**Stated task:** Identify the lines that contain the word "caption", then copy them.

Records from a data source
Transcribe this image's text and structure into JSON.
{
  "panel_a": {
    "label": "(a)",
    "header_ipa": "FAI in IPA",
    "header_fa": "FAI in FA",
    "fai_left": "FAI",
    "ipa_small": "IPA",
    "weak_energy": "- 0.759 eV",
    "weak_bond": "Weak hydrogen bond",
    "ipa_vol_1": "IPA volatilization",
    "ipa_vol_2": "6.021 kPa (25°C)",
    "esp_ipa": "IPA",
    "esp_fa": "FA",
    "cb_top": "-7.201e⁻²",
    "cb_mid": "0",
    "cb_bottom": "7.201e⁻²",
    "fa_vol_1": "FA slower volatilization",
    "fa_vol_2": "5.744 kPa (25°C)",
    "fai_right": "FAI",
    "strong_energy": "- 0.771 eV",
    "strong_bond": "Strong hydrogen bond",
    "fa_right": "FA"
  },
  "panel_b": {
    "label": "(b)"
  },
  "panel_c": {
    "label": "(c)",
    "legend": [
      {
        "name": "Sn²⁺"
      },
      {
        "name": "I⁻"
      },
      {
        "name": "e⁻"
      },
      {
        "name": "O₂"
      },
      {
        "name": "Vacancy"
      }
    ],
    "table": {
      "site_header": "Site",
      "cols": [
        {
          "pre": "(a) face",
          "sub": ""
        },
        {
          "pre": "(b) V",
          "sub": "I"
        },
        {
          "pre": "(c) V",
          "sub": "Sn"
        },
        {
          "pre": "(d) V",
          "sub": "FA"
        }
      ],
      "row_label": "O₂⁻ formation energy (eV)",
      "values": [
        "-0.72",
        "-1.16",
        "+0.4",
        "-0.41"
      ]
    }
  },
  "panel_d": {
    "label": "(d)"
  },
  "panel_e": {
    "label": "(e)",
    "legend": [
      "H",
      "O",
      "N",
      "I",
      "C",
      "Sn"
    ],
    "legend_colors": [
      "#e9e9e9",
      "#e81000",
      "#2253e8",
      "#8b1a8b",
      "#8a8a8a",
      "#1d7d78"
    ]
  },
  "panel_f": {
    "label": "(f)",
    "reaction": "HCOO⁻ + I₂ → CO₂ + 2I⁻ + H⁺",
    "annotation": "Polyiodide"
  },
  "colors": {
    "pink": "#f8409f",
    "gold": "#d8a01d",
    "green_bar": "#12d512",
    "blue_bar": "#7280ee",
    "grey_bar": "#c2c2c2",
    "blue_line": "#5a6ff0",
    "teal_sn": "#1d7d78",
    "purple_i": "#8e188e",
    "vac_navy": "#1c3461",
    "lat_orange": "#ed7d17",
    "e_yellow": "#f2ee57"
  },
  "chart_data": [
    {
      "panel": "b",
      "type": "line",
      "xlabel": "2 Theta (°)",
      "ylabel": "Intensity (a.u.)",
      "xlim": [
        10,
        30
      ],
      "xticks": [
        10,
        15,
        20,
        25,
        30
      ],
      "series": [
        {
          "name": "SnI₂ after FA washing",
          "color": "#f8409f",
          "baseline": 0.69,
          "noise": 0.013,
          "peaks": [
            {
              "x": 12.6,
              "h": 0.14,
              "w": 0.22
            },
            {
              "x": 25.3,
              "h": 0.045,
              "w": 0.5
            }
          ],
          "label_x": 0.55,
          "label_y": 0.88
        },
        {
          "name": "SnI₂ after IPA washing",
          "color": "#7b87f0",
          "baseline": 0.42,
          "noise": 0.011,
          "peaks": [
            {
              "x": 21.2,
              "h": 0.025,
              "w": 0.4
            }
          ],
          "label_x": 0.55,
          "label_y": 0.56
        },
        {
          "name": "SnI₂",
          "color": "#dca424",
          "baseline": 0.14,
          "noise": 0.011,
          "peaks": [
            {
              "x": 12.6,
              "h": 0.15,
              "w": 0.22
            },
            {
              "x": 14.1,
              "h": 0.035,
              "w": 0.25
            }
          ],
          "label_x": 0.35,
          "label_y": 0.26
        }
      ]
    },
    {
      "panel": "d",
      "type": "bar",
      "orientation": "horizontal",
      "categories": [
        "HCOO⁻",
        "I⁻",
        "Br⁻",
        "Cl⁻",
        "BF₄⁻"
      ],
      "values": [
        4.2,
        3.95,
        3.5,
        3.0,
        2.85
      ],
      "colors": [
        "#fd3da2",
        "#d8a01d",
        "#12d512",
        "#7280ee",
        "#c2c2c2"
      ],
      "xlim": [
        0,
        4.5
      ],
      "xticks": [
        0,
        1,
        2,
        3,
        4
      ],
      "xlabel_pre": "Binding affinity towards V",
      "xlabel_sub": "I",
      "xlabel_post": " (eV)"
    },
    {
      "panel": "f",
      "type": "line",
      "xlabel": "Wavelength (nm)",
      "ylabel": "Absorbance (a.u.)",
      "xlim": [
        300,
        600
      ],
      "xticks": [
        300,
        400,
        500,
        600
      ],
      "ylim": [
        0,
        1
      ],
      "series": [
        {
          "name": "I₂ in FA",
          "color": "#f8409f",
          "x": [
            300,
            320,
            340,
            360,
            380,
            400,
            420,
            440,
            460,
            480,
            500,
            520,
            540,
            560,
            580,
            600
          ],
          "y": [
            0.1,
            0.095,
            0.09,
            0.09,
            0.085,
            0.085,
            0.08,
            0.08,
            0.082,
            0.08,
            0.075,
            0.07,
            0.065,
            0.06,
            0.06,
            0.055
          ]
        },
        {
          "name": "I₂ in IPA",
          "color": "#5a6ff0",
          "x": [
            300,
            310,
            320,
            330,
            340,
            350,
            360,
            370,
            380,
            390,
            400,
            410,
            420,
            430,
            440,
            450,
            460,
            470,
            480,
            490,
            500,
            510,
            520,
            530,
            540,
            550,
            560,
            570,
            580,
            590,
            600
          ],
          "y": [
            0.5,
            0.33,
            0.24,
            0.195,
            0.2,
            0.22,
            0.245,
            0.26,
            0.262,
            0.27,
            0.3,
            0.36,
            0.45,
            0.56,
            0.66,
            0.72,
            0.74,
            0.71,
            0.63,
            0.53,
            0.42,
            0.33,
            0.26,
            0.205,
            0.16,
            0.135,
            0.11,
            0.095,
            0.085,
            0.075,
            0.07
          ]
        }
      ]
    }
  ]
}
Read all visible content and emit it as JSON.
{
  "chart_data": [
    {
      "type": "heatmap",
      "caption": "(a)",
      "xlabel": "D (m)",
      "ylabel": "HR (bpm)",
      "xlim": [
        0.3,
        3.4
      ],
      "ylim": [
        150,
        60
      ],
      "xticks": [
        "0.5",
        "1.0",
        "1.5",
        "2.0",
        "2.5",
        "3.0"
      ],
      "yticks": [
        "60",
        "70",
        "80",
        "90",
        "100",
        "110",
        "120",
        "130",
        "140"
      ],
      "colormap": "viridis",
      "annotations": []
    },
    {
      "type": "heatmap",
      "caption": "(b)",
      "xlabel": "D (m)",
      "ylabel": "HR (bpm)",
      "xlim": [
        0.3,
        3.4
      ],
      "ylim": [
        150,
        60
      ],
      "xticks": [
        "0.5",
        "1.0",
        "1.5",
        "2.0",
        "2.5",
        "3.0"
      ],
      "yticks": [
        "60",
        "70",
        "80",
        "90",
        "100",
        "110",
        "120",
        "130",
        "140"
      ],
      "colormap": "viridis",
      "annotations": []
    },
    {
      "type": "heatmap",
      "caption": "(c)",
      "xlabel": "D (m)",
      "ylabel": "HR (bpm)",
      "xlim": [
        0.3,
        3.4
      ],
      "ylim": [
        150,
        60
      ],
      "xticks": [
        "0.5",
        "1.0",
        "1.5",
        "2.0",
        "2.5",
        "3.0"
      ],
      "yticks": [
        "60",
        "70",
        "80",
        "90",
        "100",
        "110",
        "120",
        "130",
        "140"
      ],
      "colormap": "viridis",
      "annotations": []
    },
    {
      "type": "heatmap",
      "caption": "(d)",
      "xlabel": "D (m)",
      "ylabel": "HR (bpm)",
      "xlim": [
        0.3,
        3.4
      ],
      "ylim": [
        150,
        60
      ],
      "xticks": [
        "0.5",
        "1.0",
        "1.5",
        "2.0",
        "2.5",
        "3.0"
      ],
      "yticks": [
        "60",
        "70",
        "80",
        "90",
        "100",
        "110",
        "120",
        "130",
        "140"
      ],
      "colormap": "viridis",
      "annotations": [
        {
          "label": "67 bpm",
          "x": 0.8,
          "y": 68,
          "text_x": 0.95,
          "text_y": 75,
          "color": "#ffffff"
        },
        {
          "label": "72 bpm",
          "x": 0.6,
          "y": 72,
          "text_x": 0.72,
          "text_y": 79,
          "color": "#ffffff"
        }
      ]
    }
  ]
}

**Final result:**
      "caption": "(a)",
      "caption": "(b)",
      "caption": "(c)",
      "caption": "(d)",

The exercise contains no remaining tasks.